──────── Stored records ────────

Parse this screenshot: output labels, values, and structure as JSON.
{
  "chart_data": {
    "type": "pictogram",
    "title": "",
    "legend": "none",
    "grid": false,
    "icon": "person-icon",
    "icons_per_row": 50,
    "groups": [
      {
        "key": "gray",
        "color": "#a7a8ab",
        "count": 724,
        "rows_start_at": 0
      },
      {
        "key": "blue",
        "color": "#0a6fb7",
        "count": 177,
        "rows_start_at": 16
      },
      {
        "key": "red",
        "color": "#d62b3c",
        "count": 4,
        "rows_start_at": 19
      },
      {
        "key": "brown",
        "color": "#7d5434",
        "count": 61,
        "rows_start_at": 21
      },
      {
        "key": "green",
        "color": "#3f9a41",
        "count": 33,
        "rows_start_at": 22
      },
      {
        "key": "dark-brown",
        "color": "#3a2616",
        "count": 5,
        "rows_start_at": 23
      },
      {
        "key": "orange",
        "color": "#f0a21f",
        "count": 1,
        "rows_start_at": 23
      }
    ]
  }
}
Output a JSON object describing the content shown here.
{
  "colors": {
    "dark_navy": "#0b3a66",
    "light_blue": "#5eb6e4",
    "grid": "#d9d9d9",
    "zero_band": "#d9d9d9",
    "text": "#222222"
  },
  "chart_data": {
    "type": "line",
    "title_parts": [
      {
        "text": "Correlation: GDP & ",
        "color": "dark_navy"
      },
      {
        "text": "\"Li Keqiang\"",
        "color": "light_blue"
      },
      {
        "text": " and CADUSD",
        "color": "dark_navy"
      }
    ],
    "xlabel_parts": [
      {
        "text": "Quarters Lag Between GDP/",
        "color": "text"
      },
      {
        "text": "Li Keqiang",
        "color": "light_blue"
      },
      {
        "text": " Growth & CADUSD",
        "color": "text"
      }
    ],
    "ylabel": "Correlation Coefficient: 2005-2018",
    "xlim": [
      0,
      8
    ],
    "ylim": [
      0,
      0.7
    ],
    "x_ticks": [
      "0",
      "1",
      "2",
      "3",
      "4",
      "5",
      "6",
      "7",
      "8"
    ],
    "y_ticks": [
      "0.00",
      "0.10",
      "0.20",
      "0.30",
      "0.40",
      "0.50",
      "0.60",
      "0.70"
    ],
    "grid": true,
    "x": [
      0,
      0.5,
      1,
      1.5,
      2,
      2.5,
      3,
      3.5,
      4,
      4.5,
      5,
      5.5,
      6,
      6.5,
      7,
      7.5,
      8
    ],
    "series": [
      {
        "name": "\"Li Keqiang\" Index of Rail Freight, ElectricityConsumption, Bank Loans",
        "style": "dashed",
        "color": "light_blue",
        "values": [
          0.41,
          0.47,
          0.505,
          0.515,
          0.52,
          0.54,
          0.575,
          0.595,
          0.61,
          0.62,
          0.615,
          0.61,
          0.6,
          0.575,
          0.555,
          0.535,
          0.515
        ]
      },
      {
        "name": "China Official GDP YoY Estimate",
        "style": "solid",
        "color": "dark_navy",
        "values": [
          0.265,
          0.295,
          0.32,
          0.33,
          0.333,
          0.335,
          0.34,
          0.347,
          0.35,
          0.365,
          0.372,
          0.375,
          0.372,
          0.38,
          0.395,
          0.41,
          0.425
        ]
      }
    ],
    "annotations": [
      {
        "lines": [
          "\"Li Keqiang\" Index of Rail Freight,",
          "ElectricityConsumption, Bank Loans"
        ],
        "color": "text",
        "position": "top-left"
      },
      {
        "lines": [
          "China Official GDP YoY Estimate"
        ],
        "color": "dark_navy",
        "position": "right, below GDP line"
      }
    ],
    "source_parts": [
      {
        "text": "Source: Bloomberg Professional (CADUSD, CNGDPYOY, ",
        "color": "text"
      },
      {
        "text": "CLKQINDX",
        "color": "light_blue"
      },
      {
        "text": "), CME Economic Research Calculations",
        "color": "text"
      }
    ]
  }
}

────────

### Stated task
Exactly reproduce all of the entries.

### Result of this task
Parse this screenshot: output labels, values, and structure as JSON.
{
  "chart_data": {
    "type": "pictogram",
    "title": "",
    "legend": "none",
    "grid": false,
    "icon": "person-icon",
    "icons_per_row": 50,
    "groups": [
      {
        "key": "gray",
        "color": "#a7a8ab",
        "count": 724,
        "rows_start_at": 0
      },
      {
        "key": "blue",
        "color": "#0a6fb7",
        "count": 177,
        "rows_start_at": 16
      },
      {
        "key": "red",
        "color": "#d62b3c",
        "count": 4,
        "rows_start_at": 19
      },
      {
        "key": "brown",
        "color": "#7d5434",
        "count": 61,
        "rows_start_at": 21
      },
      {
        "key": "green",
        "color": "#3f9a41",
        "count": 33,
        "rows_start_at": 22
      },
      {
        "key": "dark-brown",
        "color": "#3a2616",
        "count": 5,
        "rows_start_at": 23
      },
      {
        "key": "orange",
        "color": "#f0a21f",
        "count": 1,
        "rows_start_at": 23
      }
    ]
  }
}
Output a JSON object describing the content shown here.
{
  "colors": {
    "dark_navy": "#0b3a66",
    "light_blue": "#5eb6e4",
    "grid": "#d9d9d9",
    "zero_band": "#d9d9d9",
    "text": "#222222"
  },
  "chart_data": {
    "type": "line",
    "title_parts": [
      {
        "text": "Correlation: GDP & ",
        "color": "dark_navy"
      },
      {
        "text": "\"Li Keqiang\"",
        "color": "light_blue"
      },
      {
        "text": " and CADUSD",
        "color": "dark_navy"
      }
    ],
    "xlabel_parts": [
      {
        "text": "Quarters Lag Between GDP/",
        "color": "text"
      },
      {
        "text": "Li Keqiang",
        "color": "light_blue"
      },
      {
        "text": " Growth & CADUSD",
        "color": "text"
      }
    ],
    "ylabel": "Correlation Coefficient: 2005-2018",
    "xlim": [
      0,
      8
    ],
    "ylim": [
      0,
      0.7
    ],
    "x_ticks": [
      "0",
      "1",
      "2",
      "3",
      "4",
      "5",
      "6",
      "7",
      "8"
    ],
    "y_ticks": [
      "0.00",
      "0.10",
      "0.20",
      "0.30",
      "0.40",
      "0.50",
      "0.60",
      "0.70"
    ],
    "grid": true,
    "x": [
      0,
      0.5,
      1,
      1.5,
      2,
      2.5,
      3,
      3.5,
      4,
      4.5,
      5,
      5.5,
      6,
      6.5,
      7,
      7.5,
      8
    ],
    "series": [
      {
        "name": "\"Li Keqiang\" Index of Rail Freight, ElectricityConsumption, Bank Loans",
        "style": "dashed",
        "color": "light_blue",
        "values": [
          0.41,
          0.47,
          0.505,
          0.515,
          0.52,
          0.54,
          0.575,
          0.595,
          0.61,
          0.62,
          0.615,
          0.61,
          0.6,
          0.575,
          0.555,
          0.535,
          0.515
        ]
      },
      {
        "name": "China Official GDP YoY Estimate",
        "style": "solid",
        "color": "dark_navy",
        "values": [
          0.265,
          0.295,
          0.32,
          0.33,
          0.333,
          0.335,
          0.34,
          0.347,
          0.35,
          0.365,
          0.372,
          0.375,
          0.372,
          0.38,
          0.395,
          0.41,
          0.425
        ]
      }
    ],
    "annotations": [
      {
        "lines": [
          "\"Li Keqiang\" Index of Rail Freight,",
          "ElectricityConsumption, Bank Loans"
        ],
        "color": "text",
        "position": "top-left"
      },
      {
        "lines": [
          "China Official GDP YoY Estimate"
        ],
        "color": "dark_navy",
        "position": "right, below GDP line"
      }
    ],
    "source_parts": [
      {
        "text": "Source: Bloomberg Professional (CADUSD, CNGDPYOY, ",
        "color": "text"
      },
      {
        "text": "CLKQINDX",
        "color": "light_blue"
      },
      {
        "text": "), CME Economic Research Calculations",
        "color": "text"
      }
    ]
  }
}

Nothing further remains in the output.